WHAT YOU WILL DO —
Write out every line below that includes the word "составления".

==============================

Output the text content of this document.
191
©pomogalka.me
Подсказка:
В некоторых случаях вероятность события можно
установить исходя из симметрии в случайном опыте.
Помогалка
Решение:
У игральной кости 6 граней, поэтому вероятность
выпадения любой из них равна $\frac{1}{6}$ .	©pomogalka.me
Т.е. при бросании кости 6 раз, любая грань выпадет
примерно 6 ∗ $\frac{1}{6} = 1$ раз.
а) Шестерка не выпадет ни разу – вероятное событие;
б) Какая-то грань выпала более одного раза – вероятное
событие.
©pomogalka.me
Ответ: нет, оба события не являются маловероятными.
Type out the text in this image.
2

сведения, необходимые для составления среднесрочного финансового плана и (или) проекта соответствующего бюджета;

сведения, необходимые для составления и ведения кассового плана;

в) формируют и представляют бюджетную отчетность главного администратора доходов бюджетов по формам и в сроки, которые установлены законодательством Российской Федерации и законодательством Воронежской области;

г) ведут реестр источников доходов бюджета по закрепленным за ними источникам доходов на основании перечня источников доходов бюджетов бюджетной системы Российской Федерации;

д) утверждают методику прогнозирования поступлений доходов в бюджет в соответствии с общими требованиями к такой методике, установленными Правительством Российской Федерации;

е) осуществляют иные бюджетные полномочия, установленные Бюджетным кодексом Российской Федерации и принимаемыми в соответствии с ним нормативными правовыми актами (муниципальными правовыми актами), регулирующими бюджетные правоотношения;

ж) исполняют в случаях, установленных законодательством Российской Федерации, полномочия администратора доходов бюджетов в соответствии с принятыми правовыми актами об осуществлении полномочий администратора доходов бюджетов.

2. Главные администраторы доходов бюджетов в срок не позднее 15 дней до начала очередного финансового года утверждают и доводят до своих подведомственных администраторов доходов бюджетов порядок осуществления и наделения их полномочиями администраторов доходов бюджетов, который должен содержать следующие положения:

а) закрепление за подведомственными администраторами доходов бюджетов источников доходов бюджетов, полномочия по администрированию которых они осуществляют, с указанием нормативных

==============================

TASK RESULT —
сведения, необходимые для составления среднесрочного финансового плана и (или) проекта соответствующего бюджета;
сведения, необходимые для составления и ведения кассового плана;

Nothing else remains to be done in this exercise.